**Task directions**
What lines in the data below mention the string "halb"? Copy them out.

**Dataset extract**
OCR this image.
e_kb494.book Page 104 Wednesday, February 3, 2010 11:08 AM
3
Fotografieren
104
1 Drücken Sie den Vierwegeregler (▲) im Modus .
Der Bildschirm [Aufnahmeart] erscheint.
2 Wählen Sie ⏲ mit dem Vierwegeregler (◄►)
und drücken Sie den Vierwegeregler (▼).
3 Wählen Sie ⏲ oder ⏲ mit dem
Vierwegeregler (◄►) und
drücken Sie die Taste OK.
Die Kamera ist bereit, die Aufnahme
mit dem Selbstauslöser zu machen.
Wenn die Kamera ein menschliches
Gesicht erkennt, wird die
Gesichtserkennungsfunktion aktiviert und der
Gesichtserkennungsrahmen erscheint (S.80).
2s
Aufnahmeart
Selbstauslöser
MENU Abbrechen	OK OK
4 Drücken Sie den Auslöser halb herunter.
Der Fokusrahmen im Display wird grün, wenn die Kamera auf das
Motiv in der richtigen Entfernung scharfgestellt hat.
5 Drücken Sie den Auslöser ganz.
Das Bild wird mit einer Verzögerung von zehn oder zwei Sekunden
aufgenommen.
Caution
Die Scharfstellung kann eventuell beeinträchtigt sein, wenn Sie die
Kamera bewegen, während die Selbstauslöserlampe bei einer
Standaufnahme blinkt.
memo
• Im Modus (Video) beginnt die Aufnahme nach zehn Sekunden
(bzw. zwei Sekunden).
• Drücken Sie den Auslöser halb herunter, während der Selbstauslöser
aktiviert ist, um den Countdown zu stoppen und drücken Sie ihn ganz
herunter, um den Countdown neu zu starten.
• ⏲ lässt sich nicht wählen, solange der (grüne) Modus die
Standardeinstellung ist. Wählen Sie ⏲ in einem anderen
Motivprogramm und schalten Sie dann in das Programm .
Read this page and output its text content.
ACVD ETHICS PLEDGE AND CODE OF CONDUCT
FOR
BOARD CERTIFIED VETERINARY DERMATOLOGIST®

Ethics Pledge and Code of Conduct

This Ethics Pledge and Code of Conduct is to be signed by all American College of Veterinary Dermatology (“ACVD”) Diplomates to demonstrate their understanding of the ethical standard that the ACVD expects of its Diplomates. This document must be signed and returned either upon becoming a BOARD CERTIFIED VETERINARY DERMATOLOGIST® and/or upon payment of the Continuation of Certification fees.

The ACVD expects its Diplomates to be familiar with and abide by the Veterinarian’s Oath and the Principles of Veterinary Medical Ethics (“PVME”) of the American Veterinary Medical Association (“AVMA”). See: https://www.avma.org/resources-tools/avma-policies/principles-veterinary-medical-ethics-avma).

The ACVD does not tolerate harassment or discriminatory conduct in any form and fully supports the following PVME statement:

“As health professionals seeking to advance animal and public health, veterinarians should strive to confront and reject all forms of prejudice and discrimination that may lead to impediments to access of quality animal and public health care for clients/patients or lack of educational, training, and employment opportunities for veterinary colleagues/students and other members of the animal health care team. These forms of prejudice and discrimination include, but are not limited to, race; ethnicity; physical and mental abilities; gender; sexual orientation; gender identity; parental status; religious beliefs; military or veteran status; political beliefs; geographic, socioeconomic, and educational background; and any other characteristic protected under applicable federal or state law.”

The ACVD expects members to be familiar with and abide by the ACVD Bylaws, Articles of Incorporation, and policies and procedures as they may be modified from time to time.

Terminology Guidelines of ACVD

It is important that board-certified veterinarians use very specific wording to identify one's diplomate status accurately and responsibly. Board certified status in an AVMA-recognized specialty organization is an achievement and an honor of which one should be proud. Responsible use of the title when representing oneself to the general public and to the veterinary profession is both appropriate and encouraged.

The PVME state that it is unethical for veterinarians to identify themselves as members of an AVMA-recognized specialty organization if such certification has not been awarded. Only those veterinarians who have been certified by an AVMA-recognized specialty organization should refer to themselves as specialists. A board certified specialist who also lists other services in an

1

**Answer below**
4 Drücken Sie den Auslöser halb herunter.
• Drücken Sie den Auslöser halb herunter, während der Selbstauslöser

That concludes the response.